**Objective**: Will you write out the data exactly, excluding every picture?

**Stored data**:
★ ★ ★

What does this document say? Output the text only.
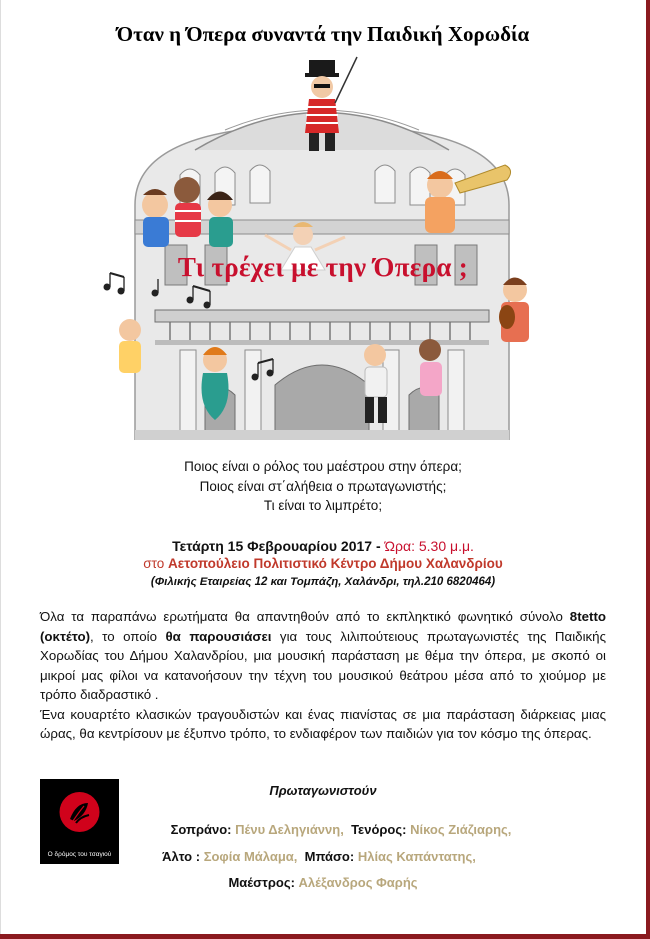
Όταν η Όπερα συναντά την Παιδική Χορωδία
Τι τρέχει με την Όπερα ;
Ποιος είναι ο ρόλος του μαέστρου στην όπερα;
Ποιος είναι στ΄αλήθεια ο πρωταγωνιστής;
Τι είναι το λιμπρέτο;
Τετάρτη 15 Φεβρουαρίου 2017 - Ώρα: 5.30 μ.μ.
στο Αετοπούλειο Πολιτιστικό Κέντρο Δήμου Χαλανδρίου
(Φιλικής Εταιρείας 12 και Τομπάζη, Χαλάνδρι, τηλ.210 6820464)

Όλα τα παραπάνω ερωτήματα θα απαντηθούν από το εκπληκτικό φωνητικό σύνολο 8tetto (οκτέτο), το οποίο θα παρουσιάσει για τους λιλιπούτειους πρωταγωνιστές της Παιδικής Χορωδίας του Δήμου Χαλανδρίου, μια μουσική παράσταση με θέμα την όπερα, με σκοπό οι μικροί μας φίλοι να κατανοήσουν την τέχνη του μουσικού θεάτρου μέσα από το χιούμορ με τρόπο διαδραστικό .

Ένα κουαρτέτο κλασικών τραγουδιστών και ένας πιανίστας σε μια παράσταση διάρκειας μιας ώρας, θα κεντρίσουν με έξυπνο τρόπο, το ενδιαφέρον των παιδιών για τον κόσμο της όπερας.

Ο δρόμος του τσαγιού
Πρωταγωνιστούν
Σοπράνο: Πένυ Δεληγιάννη, Τενόρος: Νίκος Ζιάζιαρης,
Άλτο : Σοφία Μάλαμα, Μπάσο: Ηλίας Καπάντατης,
Μαέστρος: Αλέξανδρος Φαρής
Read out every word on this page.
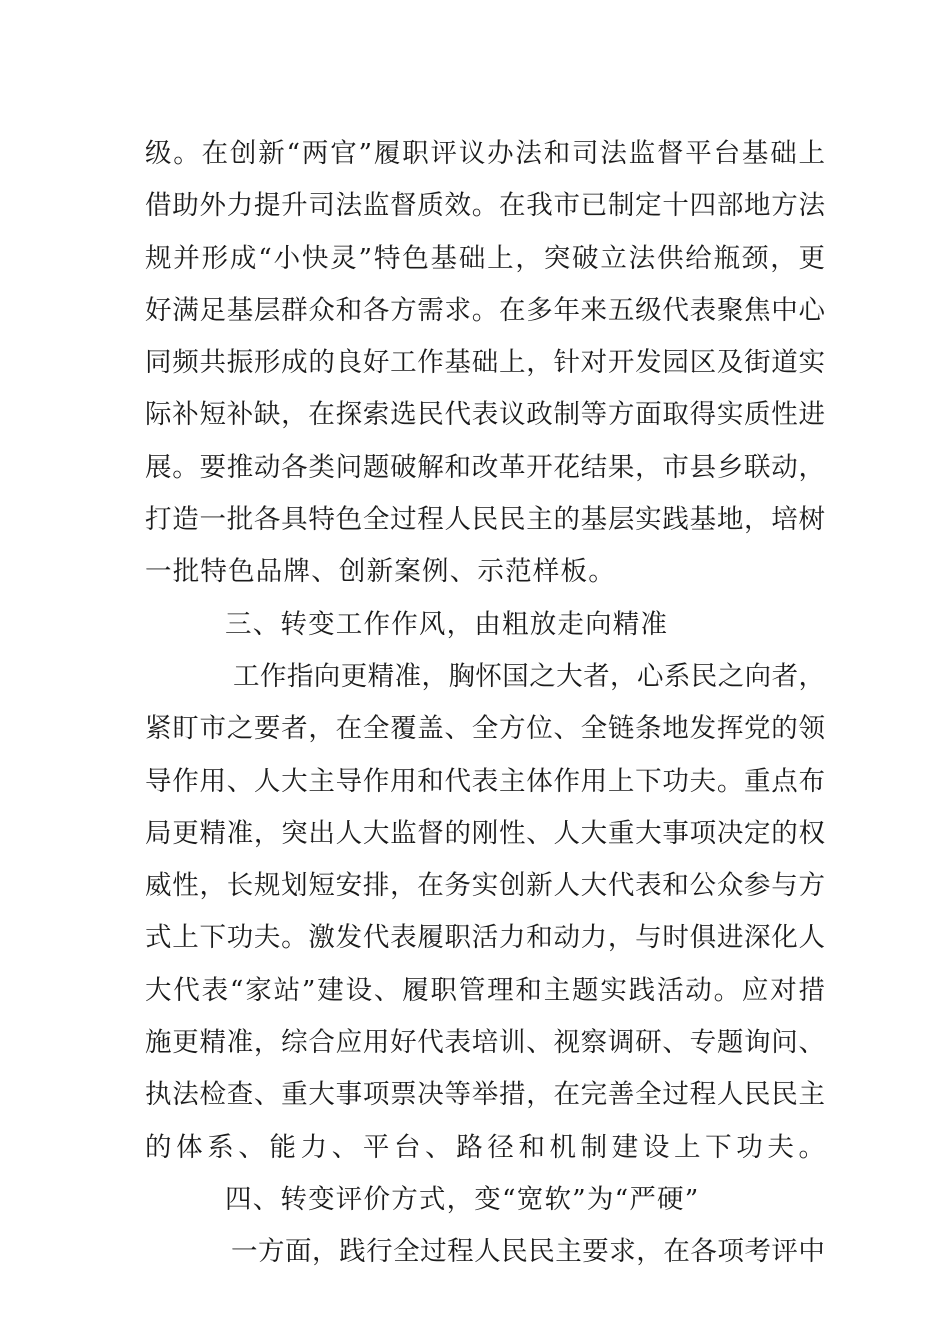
级。在创新“两官”履职评议办法和司法监督平台基础上
借助外力提升司法监督质效。在我市已制定十四部地方法
规并形成“小快灵”特色基础上，突破立法供给瓶颈，更
好满足基层群众和各方需求。在多年来五级代表聚焦中心
同频共振形成的良好工作基础上，针对开发园区及街道实
际补短补缺，在探索选民代表议政制等方面取得实质性进
展。要推动各类问题破解和改革开花结果，市县乡联动，
打造一批各具特色全过程人民民主的基层实践基地，培树
一批特色品牌、创新案例、示范样板。
三、转变工作作风，由粗放走向精准
工作指向更精准，胸怀国之大者，心系民之向者，
紧盯市之要者，在全覆盖、全方位、全链条地发挥党的领
导作用、人大主导作用和代表主体作用上下功夫。重点布
局更精准，突出人大监督的刚性、人大重大事项决定的权
威性，长规划短安排，在务实创新人大代表和公众参与方
式上下功夫。激发代表履职活力和动力，与时俱进深化人
大代表“家站”建设、履职管理和主题实践活动。应对措
施更精准，综合应用好代表培训、视察调研、专题询问、
执法检查、重大事项票决等举措，在完善全过程人民民主
的体系、能力、平台、路径和机制建设上下功夫。
四、转变评价方式，变“宽软”为“严硬”
一方面，践行全过程人民民主要求，在各项考评中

★ ★ ★

**Solution for this problem**:
What does this document say? Output the text only.
Όταν η Όπερα συναντά την Παιδική Χορωδία
Τι τρέχει με την Όπερα ;
Ποιος είναι ο ρόλος του μαέστρου στην όπερα;
Ποιος είναι στ΄αλήθεια ο πρωταγωνιστής;
Τι είναι το λιμπρέτο;
Τετάρτη 15 Φεβρουαρίου 2017 - Ώρα: 5.30 μ.μ.
στο Αετοπούλειο Πολιτιστικό Κέντρο Δήμου Χαλανδρίου
(Φιλικής Εταιρείας 12 και Τομπάζη, Χαλάνδρι, τηλ.210 6820464)

Όλα τα παραπάνω ερωτήματα θα απαντηθούν από το εκπληκτικό φωνητικό σύνολο 8tetto (οκτέτο), το οποίο θα παρουσιάσει για τους λιλιπούτειους πρωταγωνιστές της Παιδικής Χορωδίας του Δήμου Χαλανδρίου, μια μουσική παράσταση με θέμα την όπερα, με σκοπό οι μικροί μας φίλοι να κατανοήσουν την τέχνη του μουσικού θεάτρου μέσα από το χιούμορ με τρόπο διαδραστικό .

Ένα κουαρτέτο κλασικών τραγουδιστών και ένας πιανίστας σε μια παράσταση διάρκειας μιας ώρας, θα κεντρίσουν με έξυπνο τρόπο, το ενδιαφέρον των παιδιών για τον κόσμο της όπερας.

Ο δρόμος του τσαγιού
Πρωταγωνιστούν
Σοπράνο: Πένυ Δεληγιάννη, Τενόρος: Νίκος Ζιάζιαρης,
Άλτο : Σοφία Μάλαμα, Μπάσο: Ηλίας Καπάντατης,
Μαέστρος: Αλέξανδρος Φαρής
Read out every word on this page.
级。在创新“两官”履职评议办法和司法监督平台基础上
借助外力提升司法监督质效。在我市已制定十四部地方法
规并形成“小快灵”特色基础上，突破立法供给瓶颈，更
好满足基层群众和各方需求。在多年来五级代表聚焦中心
同频共振形成的良好工作基础上，针对开发园区及街道实
际补短补缺，在探索选民代表议政制等方面取得实质性进
展。要推动各类问题破解和改革开花结果，市县乡联动，
打造一批各具特色全过程人民民主的基层实践基地，培树
一批特色品牌、创新案例、示范样板。
三、转变工作作风，由粗放走向精准
工作指向更精准，胸怀国之大者，心系民之向者，
紧盯市之要者，在全覆盖、全方位、全链条地发挥党的领
导作用、人大主导作用和代表主体作用上下功夫。重点布
局更精准，突出人大监督的刚性、人大重大事项决定的权
威性，长规划短安排，在务实创新人大代表和公众参与方
式上下功夫。激发代表履职活力和动力，与时俱进深化人
大代表“家站”建设、履职管理和主题实践活动。应对措
施更精准，综合应用好代表培训、视察调研、专题询问、
执法检查、重大事项票决等举措，在完善全过程人民民主
的体系、能力、平台、路径和机制建设上下功夫。
四、转变评价方式，变“宽软”为“严硬”
一方面，践行全过程人民民主要求，在各项考评中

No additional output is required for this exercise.